Stored data:
=======
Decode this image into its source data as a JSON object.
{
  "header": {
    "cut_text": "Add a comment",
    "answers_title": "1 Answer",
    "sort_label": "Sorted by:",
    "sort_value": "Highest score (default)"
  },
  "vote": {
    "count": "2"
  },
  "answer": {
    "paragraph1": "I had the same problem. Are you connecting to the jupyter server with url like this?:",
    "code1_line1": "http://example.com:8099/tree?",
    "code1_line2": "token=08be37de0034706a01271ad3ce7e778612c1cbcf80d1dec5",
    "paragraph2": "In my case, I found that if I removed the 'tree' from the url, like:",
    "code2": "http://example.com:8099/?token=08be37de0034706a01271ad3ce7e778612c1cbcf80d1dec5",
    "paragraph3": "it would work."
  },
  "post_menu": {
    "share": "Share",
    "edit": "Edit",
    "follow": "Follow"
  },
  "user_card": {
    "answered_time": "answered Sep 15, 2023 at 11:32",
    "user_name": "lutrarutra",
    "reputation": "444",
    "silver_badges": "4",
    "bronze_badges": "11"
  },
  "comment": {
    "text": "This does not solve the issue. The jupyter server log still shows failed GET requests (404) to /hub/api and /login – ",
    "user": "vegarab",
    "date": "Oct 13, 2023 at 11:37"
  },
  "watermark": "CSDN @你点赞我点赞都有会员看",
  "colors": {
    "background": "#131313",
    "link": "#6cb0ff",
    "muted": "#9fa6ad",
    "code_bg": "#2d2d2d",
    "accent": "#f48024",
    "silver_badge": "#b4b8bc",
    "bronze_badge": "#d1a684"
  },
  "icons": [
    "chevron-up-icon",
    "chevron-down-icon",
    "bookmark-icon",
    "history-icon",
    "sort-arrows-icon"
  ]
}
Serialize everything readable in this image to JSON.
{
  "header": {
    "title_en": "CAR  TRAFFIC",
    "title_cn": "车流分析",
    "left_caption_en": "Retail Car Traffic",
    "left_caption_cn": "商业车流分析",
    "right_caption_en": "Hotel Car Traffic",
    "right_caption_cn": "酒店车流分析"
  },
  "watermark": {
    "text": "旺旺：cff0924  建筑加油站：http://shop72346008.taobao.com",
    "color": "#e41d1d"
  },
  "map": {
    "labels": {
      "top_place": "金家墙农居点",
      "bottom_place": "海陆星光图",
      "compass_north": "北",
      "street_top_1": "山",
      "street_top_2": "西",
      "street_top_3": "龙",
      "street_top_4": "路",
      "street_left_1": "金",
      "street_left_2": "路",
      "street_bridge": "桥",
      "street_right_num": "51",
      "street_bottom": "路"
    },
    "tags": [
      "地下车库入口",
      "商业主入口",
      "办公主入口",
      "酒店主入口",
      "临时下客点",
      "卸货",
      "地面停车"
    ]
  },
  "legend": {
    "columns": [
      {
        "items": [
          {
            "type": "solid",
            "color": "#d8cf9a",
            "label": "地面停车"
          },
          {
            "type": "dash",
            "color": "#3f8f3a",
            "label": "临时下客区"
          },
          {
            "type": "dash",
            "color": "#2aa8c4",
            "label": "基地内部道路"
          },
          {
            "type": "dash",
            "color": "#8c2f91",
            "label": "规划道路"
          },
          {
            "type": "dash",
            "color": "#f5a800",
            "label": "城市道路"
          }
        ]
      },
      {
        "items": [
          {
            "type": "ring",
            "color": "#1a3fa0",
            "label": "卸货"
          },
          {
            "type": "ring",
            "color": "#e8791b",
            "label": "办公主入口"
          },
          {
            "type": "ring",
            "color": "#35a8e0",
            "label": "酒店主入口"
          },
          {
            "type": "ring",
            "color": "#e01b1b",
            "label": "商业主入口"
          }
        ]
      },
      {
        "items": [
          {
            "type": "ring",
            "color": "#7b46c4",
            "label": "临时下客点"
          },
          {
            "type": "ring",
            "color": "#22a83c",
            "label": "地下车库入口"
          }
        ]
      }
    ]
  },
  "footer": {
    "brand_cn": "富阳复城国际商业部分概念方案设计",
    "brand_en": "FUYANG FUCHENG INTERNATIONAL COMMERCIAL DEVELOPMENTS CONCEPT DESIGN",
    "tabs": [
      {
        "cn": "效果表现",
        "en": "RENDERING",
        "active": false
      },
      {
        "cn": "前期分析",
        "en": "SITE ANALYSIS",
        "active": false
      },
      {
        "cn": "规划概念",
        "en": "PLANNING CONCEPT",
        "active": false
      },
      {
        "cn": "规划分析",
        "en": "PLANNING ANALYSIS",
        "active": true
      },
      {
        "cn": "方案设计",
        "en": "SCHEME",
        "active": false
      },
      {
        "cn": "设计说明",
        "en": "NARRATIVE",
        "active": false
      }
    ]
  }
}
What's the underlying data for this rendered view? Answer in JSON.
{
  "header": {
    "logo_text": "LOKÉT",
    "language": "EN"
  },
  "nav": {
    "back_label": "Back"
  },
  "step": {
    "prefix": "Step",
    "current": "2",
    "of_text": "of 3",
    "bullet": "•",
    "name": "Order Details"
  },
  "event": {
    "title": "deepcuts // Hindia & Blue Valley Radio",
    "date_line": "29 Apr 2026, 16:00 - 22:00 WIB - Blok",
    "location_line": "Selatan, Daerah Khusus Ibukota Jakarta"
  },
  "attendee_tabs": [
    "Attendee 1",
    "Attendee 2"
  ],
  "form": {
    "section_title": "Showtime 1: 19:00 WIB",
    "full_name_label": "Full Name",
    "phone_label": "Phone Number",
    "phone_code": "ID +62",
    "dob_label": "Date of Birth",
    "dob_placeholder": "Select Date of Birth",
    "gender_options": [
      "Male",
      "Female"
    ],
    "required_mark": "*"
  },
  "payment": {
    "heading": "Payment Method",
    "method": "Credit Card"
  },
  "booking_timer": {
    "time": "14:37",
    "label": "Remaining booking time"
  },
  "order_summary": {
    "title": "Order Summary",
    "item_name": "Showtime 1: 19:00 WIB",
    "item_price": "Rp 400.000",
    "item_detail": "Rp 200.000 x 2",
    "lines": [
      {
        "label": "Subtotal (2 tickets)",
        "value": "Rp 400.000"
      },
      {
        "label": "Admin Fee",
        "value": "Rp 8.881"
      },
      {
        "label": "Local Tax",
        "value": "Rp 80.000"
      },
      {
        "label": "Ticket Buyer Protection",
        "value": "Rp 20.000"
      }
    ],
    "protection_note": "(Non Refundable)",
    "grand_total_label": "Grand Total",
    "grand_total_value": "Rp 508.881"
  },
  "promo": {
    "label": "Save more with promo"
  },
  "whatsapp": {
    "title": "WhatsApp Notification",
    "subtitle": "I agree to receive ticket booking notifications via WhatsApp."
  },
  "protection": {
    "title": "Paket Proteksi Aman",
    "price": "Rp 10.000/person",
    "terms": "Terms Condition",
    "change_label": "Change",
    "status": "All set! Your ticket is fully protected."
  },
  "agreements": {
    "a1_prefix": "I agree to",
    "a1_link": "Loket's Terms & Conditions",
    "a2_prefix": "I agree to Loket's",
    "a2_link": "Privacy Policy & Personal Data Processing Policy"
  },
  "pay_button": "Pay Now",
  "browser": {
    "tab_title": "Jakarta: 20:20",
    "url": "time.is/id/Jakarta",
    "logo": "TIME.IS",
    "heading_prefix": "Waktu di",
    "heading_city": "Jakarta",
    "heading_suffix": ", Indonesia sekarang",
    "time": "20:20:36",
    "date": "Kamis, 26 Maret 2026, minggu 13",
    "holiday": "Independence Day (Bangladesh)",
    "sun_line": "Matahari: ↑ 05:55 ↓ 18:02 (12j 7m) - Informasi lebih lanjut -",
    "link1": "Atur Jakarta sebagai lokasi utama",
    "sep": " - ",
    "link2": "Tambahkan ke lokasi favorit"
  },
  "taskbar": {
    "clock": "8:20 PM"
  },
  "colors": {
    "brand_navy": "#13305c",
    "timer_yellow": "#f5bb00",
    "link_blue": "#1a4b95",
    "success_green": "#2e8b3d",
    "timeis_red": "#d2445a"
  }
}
=======
= Given task =
Whenever "token" turns up in a line, pick that line out.

= Finished exercise =
    "code1_line2": "token=08be37de0034706a01271ad3ce7e778612c1cbcf80d1dec5",
    "code2": "http://example.com:8099/?token=08be37de0034706a01271ad3ce7e778612c1cbcf80d1dec5",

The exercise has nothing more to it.